DIRECTION
Look through the records below, count the lines with the word "week", and reply with only the number.

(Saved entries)
# # # #
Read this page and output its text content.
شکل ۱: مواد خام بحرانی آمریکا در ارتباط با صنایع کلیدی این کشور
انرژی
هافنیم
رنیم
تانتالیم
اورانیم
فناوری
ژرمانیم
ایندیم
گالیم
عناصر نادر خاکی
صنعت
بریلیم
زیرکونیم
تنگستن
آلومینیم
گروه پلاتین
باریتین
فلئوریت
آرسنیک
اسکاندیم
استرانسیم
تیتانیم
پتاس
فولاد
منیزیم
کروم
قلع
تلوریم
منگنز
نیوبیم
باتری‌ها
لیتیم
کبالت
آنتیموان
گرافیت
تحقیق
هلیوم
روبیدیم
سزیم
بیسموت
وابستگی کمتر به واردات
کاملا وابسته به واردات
# # # #
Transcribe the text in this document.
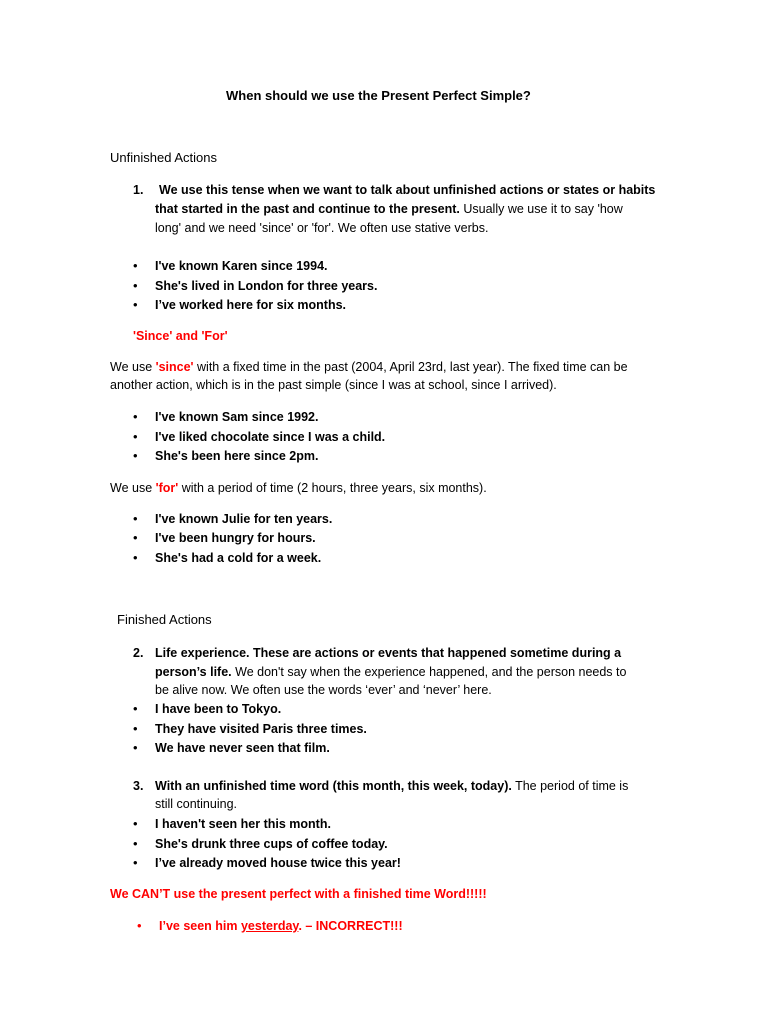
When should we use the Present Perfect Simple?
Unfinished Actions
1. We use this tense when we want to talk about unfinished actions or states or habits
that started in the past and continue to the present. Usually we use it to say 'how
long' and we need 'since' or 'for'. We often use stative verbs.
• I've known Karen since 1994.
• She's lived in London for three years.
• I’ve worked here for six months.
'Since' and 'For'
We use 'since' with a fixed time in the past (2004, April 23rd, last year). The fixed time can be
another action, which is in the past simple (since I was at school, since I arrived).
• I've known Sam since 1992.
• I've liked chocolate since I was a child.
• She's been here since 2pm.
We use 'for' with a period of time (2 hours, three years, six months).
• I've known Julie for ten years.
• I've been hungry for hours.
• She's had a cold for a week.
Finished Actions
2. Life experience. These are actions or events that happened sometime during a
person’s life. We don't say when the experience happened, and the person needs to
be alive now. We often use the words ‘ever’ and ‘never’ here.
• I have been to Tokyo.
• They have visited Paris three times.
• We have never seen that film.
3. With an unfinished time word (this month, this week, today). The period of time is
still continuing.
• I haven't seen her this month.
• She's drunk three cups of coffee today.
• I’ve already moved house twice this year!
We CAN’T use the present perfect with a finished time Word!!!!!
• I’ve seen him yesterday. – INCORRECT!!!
# # # #
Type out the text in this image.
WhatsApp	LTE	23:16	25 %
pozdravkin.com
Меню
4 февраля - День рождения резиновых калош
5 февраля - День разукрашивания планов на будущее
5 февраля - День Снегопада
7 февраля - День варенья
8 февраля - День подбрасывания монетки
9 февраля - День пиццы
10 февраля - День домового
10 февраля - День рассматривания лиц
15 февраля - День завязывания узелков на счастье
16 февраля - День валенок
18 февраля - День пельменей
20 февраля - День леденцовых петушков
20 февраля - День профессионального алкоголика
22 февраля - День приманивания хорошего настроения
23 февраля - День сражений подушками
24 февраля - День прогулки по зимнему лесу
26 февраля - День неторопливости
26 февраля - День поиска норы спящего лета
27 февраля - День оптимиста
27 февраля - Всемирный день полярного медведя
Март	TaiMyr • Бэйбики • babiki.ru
# # # #
TASK RESPONSE
2